[Given information start]

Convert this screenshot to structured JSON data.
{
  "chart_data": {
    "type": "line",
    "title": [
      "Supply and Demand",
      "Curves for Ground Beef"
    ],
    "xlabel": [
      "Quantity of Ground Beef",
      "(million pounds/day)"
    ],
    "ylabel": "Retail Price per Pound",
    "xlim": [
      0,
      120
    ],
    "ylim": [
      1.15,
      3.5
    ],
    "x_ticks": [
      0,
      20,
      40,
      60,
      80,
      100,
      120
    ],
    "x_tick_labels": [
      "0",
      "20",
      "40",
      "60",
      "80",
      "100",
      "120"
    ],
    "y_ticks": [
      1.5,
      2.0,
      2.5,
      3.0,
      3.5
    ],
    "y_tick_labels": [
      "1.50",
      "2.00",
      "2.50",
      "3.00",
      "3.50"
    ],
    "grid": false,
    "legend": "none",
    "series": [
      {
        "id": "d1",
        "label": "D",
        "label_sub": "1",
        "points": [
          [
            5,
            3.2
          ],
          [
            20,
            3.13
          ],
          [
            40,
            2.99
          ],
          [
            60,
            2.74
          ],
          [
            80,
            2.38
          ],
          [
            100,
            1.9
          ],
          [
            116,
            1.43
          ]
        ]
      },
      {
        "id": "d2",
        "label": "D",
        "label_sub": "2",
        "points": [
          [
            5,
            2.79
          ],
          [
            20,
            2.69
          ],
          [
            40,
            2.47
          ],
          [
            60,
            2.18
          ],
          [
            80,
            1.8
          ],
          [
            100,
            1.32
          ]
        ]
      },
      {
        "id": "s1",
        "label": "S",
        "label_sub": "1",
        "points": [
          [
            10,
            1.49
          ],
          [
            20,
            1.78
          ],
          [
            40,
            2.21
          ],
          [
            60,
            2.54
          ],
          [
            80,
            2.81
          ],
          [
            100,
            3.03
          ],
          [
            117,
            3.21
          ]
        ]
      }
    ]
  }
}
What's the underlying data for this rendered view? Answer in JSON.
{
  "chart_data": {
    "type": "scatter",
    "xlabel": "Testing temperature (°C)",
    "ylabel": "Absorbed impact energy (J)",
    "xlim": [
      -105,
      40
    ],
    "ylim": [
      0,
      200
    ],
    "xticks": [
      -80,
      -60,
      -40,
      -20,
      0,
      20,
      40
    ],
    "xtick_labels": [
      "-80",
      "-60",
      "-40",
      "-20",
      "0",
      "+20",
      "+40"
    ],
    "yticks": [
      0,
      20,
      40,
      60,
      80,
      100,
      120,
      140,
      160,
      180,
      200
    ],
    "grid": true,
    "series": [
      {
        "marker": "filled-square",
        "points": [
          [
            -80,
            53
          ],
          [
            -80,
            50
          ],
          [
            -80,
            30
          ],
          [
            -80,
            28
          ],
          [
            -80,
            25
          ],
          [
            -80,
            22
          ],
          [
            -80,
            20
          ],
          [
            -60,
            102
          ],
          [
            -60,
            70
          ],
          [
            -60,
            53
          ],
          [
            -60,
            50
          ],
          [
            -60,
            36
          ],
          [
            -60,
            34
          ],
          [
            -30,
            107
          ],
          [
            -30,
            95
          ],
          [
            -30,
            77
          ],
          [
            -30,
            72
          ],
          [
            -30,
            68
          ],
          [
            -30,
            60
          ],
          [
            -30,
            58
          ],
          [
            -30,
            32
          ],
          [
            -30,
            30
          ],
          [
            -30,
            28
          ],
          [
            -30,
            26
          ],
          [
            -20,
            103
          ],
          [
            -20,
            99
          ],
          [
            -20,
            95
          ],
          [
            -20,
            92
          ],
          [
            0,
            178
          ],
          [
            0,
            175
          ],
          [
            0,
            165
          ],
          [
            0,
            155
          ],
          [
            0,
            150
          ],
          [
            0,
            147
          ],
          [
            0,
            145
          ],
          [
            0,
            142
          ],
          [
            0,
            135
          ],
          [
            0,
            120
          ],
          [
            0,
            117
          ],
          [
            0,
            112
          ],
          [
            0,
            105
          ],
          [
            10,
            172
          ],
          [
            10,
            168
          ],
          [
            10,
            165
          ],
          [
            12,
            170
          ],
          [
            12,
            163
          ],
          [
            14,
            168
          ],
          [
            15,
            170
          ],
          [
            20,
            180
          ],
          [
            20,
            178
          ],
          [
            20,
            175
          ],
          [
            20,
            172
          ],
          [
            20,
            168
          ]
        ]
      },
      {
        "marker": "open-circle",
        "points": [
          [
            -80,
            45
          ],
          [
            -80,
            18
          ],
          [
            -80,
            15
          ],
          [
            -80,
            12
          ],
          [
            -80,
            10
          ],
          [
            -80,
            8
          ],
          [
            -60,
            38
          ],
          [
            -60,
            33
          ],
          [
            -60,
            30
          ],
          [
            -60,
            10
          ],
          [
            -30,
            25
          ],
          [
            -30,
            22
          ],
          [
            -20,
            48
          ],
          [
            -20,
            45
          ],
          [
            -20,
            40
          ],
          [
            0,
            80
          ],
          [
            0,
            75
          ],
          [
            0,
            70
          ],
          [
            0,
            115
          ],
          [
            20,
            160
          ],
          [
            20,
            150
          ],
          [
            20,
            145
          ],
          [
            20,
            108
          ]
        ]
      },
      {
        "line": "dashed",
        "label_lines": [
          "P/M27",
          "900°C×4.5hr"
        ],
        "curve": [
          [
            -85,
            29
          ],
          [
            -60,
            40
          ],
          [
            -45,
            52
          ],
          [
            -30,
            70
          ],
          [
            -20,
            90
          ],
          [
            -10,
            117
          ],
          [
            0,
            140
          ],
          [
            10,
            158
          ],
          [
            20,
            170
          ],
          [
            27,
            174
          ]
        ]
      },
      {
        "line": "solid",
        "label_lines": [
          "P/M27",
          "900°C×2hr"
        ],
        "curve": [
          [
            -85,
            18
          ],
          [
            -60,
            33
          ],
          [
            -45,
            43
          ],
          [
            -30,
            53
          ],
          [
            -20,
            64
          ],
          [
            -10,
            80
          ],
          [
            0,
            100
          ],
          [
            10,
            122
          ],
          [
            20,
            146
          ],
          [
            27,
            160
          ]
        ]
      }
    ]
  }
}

[Given information end]

# Stated problem
Repeat the data above exactly.

# Problem solution
Convert this screenshot to structured JSON data.
{
  "chart_data": {
    "type": "line",
    "title": [
      "Supply and Demand",
      "Curves for Ground Beef"
    ],
    "xlabel": [
      "Quantity of Ground Beef",
      "(million pounds/day)"
    ],
    "ylabel": "Retail Price per Pound",
    "xlim": [
      0,
      120
    ],
    "ylim": [
      1.15,
      3.5
    ],
    "x_ticks": [
      0,
      20,
      40,
      60,
      80,
      100,
      120
    ],
    "x_tick_labels": [
      "0",
      "20",
      "40",
      "60",
      "80",
      "100",
      "120"
    ],
    "y_ticks": [
      1.5,
      2.0,
      2.5,
      3.0,
      3.5
    ],
    "y_tick_labels": [
      "1.50",
      "2.00",
      "2.50",
      "3.00",
      "3.50"
    ],
    "grid": false,
    "legend": "none",
    "series": [
      {
        "id": "d1",
        "label": "D",
        "label_sub": "1",
        "points": [
          [
            5,
            3.2
          ],
          [
            20,
            3.13
          ],
          [
            40,
            2.99
          ],
          [
            60,
            2.74
          ],
          [
            80,
            2.38
          ],
          [
            100,
            1.9
          ],
          [
            116,
            1.43
          ]
        ]
      },
      {
        "id": "d2",
        "label": "D",
        "label_sub": "2",
        "points": [
          [
            5,
            2.79
          ],
          [
            20,
            2.69
          ],
          [
            40,
            2.47
          ],
          [
            60,
            2.18
          ],
          [
            80,
            1.8
          ],
          [
            100,
            1.32
          ]
        ]
      },
      {
        "id": "s1",
        "label": "S",
        "label_sub": "1",
        "points": [
          [
            10,
            1.49
          ],
          [
            20,
            1.78
          ],
          [
            40,
            2.21
          ],
          [
            60,
            2.54
          ],
          [
            80,
            2.81
          ],
          [
            100,
            3.03
          ],
          [
            117,
            3.21
          ]
        ]
      }
    ]
  }
}
What's the underlying data for this rendered view? Answer in JSON.
{
  "chart_data": {
    "type": "scatter",
    "xlabel": "Testing temperature (°C)",
    "ylabel": "Absorbed impact energy (J)",
    "xlim": [
      -105,
      40
    ],
    "ylim": [
      0,
      200
    ],
    "xticks": [
      -80,
      -60,
      -40,
      -20,
      0,
      20,
      40
    ],
    "xtick_labels": [
      "-80",
      "-60",
      "-40",
      "-20",
      "0",
      "+20",
      "+40"
    ],
    "yticks": [
      0,
      20,
      40,
      60,
      80,
      100,
      120,
      140,
      160,
      180,
      200
    ],
    "grid": true,
    "series": [
      {
        "marker": "filled-square",
        "points": [
          [
            -80,
            53
          ],
          [
            -80,
            50
          ],
          [
            -80,
            30
          ],
          [
            -80,
            28
          ],
          [
            -80,
            25
          ],
          [
            -80,
            22
          ],
          [
            -80,
            20
          ],
          [
            -60,
            102
          ],
          [
            -60,
            70
          ],
          [
            -60,
            53
          ],
          [
            -60,
            50
          ],
          [
            -60,
            36
          ],
          [
            -60,
            34
          ],
          [
            -30,
            107
          ],
          [
            -30,
            95
          ],
          [
            -30,
            77
          ],
          [
            -30,
            72
          ],
          [
            -30,
            68
          ],
          [
            -30,
            60
          ],
          [
            -30,
            58
          ],
          [
            -30,
            32
          ],
          [
            -30,
            30
          ],
          [
            -30,
            28
          ],
          [
            -30,
            26
          ],
          [
            -20,
            103
          ],
          [
            -20,
            99
          ],
          [
            -20,
            95
          ],
          [
            -20,
            92
          ],
          [
            0,
            178
          ],
          [
            0,
            175
          ],
          [
            0,
            165
          ],
          [
            0,
            155
          ],
          [
            0,
            150
          ],
          [
            0,
            147
          ],
          [
            0,
            145
          ],
          [
            0,
            142
          ],
          [
            0,
            135
          ],
          [
            0,
            120
          ],
          [
            0,
            117
          ],
          [
            0,
            112
          ],
          [
            0,
            105
          ],
          [
            10,
            172
          ],
          [
            10,
            168
          ],
          [
            10,
            165
          ],
          [
            12,
            170
          ],
          [
            12,
            163
          ],
          [
            14,
            168
          ],
          [
            15,
            170
          ],
          [
            20,
            180
          ],
          [
            20,
            178
          ],
          [
            20,
            175
          ],
          [
            20,
            172
          ],
          [
            20,
            168
          ]
        ]
      },
      {
        "marker": "open-circle",
        "points": [
          [
            -80,
            45
          ],
          [
            -80,
            18
          ],
          [
            -80,
            15
          ],
          [
            -80,
            12
          ],
          [
            -80,
            10
          ],
          [
            -80,
            8
          ],
          [
            -60,
            38
          ],
          [
            -60,
            33
          ],
          [
            -60,
            30
          ],
          [
            -60,
            10
          ],
          [
            -30,
            25
          ],
          [
            -30,
            22
          ],
          [
            -20,
            48
          ],
          [
            -20,
            45
          ],
          [
            -20,
            40
          ],
          [
            0,
            80
          ],
          [
            0,
            75
          ],
          [
            0,
            70
          ],
          [
            0,
            115
          ],
          [
            20,
            160
          ],
          [
            20,
            150
          ],
          [
            20,
            145
          ],
          [
            20,
            108
          ]
        ]
      },
      {
        "line": "dashed",
        "label_lines": [
          "P/M27",
          "900°C×4.5hr"
        ],
        "curve": [
          [
            -85,
            29
          ],
          [
            -60,
            40
          ],
          [
            -45,
            52
          ],
          [
            -30,
            70
          ],
          [
            -20,
            90
          ],
          [
            -10,
            117
          ],
          [
            0,
            140
          ],
          [
            10,
            158
          ],
          [
            20,
            170
          ],
          [
            27,
            174
          ]
        ]
      },
      {
        "line": "solid",
        "label_lines": [
          "P/M27",
          "900°C×2hr"
        ],
        "curve": [
          [
            -85,
            18
          ],
          [
            -60,
            33
          ],
          [
            -45,
            43
          ],
          [
            -30,
            53
          ],
          [
            -20,
            64
          ],
          [
            -10,
            80
          ],
          [
            0,
            100
          ],
          [
            10,
            122
          ],
          [
            20,
            146
          ],
          [
            27,
            160
          ]
        ]
      }
    ]
  }
}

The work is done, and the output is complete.